• SOURCE PASSAGE:
↓↓↓
Hi Team How are u?
I have a little question
I have a index with same informations,
index="epo" source="endpoint"
In this search will return a column with "JustificationText", Which contains a ticket number
And with this number I need to search in another index to get some information
Today i'm doing this way:
index="epo" source="endpoint"
| rex field="JustificationText" "(?<number>REQ\d{7}|<number>INC\d{7}|<number>TRE\d{7}|<number>CHG\d{7})"
| eval TicketNumber = number
| dedup ViolationLocalTime IncindetId
| join type=left
[search index=servicenow sourcetype="snow:service_task" dv_number = TicketNumber]
| table Status ViolationLocalTime IncidentId UserName Name JustificationText TotalContentSize RulesToDisplay contact_type dv_u_requested_by dv_location
All the data from the first serach is coming ok but when I do a second search with the variable "TicketNumber" nothing returns to me.
If i for example, put a ticket in
| join type=left
[search index=servicenow sourcetype="snow:service_task" dv_number = "REQ0000197"]
Data are brought, but the same for all events
My question is how can I do this second search using a variable?
Thanks in advance!
Hi @ITWhisperer Thanks you for reply
But running the query the way you told me still doesn't return anything
index="epo" source="endpoint"
| rex field="JustificationText" "(?<number>REQ\d{7}|<number>INC\d{7}|<number>TRE\d{7}|<number>CHG\d{7})"
| eval dv_number = number
| dedup ViolationLocalTime IncindetId
| join type=left dv_number
[search index=servicenow sourcetype="snow:service_task" ]
| table Status ViolationLocalTime IncidentId UserName Name JustificationText TotalContentSize RulesToDisplay contact_type dv_u_requested_by dv_location
in the events that are found the tickets, we should have the columns of the NOW table, but it is always blank
Any other suggestions? Thank you very much!
↑↑↑
• THE DATA:
↓↓↓
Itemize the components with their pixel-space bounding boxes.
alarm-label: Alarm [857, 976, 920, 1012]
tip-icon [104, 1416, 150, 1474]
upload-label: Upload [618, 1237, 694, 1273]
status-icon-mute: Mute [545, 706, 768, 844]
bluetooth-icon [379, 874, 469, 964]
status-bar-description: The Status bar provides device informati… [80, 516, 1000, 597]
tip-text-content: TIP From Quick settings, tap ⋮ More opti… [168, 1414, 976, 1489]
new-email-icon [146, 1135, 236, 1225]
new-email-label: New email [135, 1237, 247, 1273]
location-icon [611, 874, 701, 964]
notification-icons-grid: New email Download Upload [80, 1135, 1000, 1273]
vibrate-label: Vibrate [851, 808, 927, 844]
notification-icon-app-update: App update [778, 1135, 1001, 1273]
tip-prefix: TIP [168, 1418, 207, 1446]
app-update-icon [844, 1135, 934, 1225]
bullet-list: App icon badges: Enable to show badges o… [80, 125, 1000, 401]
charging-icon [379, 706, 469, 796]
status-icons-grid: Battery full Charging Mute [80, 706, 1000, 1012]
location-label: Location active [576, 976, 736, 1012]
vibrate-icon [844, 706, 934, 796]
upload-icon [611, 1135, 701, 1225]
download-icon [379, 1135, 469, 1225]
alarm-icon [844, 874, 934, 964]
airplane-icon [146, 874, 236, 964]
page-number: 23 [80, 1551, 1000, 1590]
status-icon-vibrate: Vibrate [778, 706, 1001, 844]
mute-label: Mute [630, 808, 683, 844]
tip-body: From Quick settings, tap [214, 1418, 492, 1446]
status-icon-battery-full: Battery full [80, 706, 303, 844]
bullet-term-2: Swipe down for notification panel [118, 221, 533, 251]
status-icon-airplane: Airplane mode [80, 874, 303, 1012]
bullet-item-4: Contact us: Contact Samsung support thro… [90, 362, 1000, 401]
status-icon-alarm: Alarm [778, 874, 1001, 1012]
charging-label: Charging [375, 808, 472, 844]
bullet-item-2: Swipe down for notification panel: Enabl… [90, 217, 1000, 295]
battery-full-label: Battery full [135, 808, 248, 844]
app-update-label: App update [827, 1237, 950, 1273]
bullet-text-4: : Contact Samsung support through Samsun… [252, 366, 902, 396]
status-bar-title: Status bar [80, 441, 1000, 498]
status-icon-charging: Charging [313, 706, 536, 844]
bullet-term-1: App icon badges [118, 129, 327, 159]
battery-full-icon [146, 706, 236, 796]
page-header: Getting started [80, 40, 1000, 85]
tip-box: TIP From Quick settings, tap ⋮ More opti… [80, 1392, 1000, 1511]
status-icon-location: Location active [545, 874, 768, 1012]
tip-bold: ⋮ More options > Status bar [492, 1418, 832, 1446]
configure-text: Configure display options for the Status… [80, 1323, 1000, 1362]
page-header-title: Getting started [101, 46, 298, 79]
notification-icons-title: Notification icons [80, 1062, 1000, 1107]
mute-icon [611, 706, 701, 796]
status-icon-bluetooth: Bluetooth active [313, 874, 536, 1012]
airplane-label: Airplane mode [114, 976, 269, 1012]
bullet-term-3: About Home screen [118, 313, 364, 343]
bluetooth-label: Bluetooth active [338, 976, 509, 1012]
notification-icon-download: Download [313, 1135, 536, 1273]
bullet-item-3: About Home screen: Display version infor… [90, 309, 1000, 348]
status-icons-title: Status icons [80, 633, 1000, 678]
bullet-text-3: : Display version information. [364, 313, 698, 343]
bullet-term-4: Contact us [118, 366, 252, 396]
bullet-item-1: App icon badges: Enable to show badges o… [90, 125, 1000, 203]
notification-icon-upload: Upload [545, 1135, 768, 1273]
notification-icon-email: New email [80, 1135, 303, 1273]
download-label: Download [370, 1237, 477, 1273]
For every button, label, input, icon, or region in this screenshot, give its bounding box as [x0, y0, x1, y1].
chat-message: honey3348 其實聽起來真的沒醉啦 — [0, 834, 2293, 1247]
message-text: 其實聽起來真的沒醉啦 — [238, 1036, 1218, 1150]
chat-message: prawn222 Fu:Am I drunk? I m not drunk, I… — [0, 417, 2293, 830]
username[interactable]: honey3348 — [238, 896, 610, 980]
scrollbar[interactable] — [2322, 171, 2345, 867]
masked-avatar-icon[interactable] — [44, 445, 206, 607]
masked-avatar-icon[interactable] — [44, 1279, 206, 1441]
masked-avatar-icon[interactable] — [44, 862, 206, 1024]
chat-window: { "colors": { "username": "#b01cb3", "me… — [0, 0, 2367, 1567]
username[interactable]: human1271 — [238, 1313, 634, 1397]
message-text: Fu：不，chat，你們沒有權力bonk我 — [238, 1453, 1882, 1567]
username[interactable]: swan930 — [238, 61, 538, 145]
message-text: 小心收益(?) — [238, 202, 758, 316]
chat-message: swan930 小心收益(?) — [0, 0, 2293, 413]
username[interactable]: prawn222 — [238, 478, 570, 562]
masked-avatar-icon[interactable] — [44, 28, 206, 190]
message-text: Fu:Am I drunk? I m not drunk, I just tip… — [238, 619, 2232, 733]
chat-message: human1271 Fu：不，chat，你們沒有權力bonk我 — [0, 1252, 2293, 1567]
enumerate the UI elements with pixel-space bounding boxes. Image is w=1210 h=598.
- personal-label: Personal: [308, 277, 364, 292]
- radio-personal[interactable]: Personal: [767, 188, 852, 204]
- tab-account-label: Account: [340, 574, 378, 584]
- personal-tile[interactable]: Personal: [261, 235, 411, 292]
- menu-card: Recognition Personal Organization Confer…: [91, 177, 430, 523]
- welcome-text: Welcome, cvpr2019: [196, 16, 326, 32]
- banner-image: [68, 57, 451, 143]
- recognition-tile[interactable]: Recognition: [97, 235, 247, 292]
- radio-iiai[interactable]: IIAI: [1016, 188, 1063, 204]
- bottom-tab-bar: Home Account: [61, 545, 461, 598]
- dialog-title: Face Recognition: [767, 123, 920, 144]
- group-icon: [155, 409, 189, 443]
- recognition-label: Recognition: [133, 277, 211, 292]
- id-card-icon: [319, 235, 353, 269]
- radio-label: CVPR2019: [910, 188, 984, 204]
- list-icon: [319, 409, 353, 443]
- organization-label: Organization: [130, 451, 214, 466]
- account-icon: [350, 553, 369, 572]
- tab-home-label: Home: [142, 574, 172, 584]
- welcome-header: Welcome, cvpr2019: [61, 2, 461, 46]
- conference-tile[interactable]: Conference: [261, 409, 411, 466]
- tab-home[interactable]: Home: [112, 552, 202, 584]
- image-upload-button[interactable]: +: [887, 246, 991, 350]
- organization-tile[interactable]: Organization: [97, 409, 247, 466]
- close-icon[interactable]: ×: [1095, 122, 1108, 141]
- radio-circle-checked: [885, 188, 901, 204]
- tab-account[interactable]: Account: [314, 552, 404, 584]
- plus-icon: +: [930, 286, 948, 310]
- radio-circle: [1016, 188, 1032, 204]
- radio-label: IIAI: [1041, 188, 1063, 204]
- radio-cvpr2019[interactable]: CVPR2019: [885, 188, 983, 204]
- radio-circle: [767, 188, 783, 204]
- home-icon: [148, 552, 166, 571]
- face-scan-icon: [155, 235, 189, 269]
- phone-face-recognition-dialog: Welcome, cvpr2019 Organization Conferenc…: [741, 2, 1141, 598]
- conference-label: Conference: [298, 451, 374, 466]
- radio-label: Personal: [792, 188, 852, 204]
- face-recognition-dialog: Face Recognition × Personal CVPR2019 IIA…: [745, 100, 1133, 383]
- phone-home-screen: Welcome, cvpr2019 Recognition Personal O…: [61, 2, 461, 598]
↑↑↑
• PROMPT: In the forum thread, which column returned by the first search holds the ticket number?

• SOLUTION FOR THIS TASK: The "JustificationText" column.